WHAT YOU NEED TO DO:
Reproduce the listing word for word, leaving every picture behind.

DATASET RECORDS:
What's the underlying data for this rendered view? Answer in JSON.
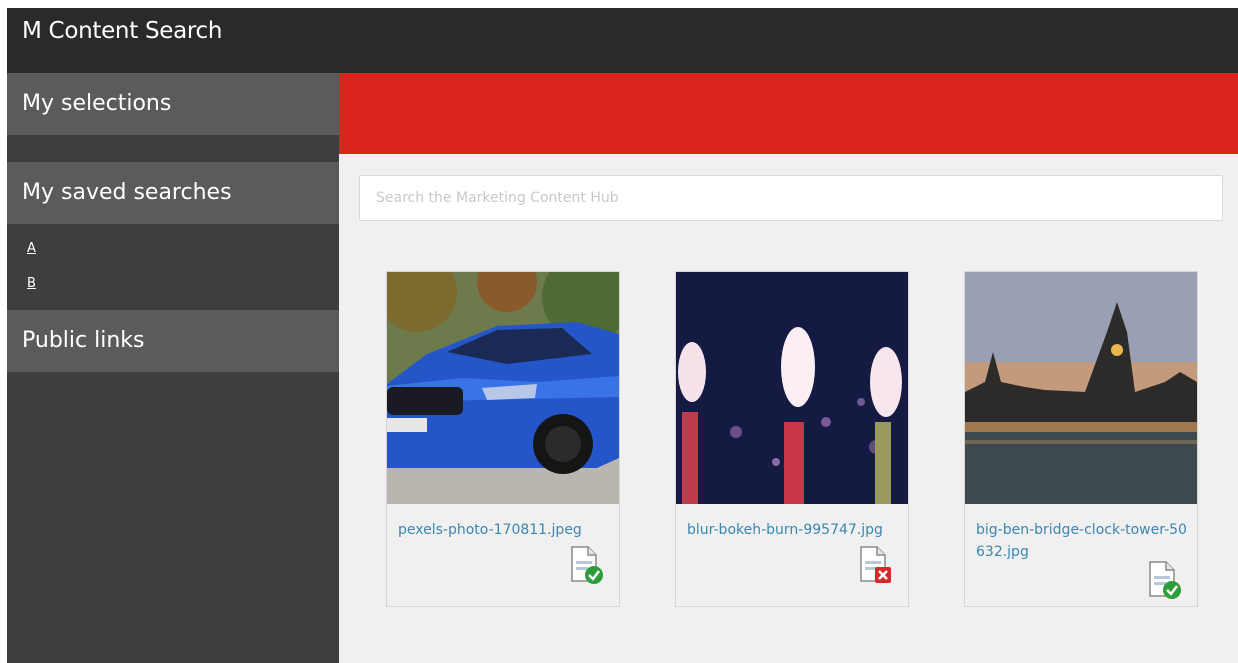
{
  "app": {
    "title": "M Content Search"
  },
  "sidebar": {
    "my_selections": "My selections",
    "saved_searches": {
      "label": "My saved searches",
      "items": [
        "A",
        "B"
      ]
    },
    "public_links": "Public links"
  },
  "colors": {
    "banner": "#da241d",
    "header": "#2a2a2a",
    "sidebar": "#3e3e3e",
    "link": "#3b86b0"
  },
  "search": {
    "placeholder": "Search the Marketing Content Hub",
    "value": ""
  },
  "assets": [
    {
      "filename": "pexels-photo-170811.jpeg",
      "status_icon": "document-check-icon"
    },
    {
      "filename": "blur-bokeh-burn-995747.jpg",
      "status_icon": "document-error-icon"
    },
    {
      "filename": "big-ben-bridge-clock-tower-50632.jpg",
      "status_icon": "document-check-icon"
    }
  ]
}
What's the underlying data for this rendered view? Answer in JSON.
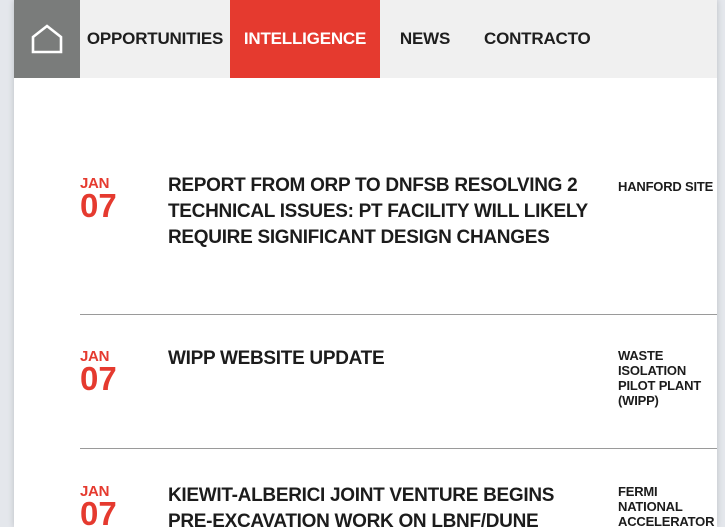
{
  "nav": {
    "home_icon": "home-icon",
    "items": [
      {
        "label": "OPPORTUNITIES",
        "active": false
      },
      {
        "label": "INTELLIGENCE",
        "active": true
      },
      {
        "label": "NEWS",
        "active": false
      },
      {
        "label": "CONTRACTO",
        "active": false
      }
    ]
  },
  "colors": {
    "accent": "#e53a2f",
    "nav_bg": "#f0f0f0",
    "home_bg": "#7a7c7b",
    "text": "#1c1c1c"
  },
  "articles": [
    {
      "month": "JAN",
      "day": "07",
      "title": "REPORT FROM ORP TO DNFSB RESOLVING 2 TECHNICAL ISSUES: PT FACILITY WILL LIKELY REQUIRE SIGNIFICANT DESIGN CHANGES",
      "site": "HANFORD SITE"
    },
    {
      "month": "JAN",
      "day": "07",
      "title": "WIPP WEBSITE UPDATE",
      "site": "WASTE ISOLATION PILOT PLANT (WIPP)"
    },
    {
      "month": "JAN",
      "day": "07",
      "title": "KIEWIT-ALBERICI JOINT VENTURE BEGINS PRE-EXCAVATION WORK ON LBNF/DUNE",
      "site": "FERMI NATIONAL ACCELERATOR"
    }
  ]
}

THE REPLY:
What's the underlying data for this rendered view? Answer in JSON.
{
  "app": {
    "title": "M Content Search"
  },
  "sidebar": {
    "my_selections": "My selections",
    "saved_searches": {
      "label": "My saved searches",
      "items": [
        "A",
        "B"
      ]
    },
    "public_links": "Public links"
  },
  "colors": {
    "banner": "#da241d",
    "header": "#2a2a2a",
    "sidebar": "#3e3e3e",
    "link": "#3b86b0"
  },
  "search": {
    "placeholder": "Search the Marketing Content Hub",
    "value": ""
  },
  "assets": [
    {
      "filename": "pexels-photo-170811.jpeg",
      "status_icon": "document-check-icon"
    },
    {
      "filename": "blur-bokeh-burn-995747.jpg",
      "status_icon": "document-error-icon"
    },
    {
      "filename": "big-ben-bridge-clock-tower-50632.jpg",
      "status_icon": "document-check-icon"
    }
  ]
}
What's the underlying data for this rendered view? Answer in JSON.
{
  "nav": {
    "home_icon": "home-icon",
    "items": [
      {
        "label": "OPPORTUNITIES",
        "active": false
      },
      {
        "label": "INTELLIGENCE",
        "active": true
      },
      {
        "label": "NEWS",
        "active": false
      },
      {
        "label": "CONTRACTO",
        "active": false
      }
    ]
  },
  "colors": {
    "accent": "#e53a2f",
    "nav_bg": "#f0f0f0",
    "home_bg": "#7a7c7b",
    "text": "#1c1c1c"
  },
  "articles": [
    {
      "month": "JAN",
      "day": "07",
      "title": "REPORT FROM ORP TO DNFSB RESOLVING 2 TECHNICAL ISSUES: PT FACILITY WILL LIKELY REQUIRE SIGNIFICANT DESIGN CHANGES",
      "site": "HANFORD SITE"
    },
    {
      "month": "JAN",
      "day": "07",
      "title": "WIPP WEBSITE UPDATE",
      "site": "WASTE ISOLATION PILOT PLANT (WIPP)"
    },
    {
      "month": "JAN",
      "day": "07",
      "title": "KIEWIT-ALBERICI JOINT VENTURE BEGINS PRE-EXCAVATION WORK ON LBNF/DUNE",
      "site": "FERMI NATIONAL ACCELERATOR"
    }
  ]
}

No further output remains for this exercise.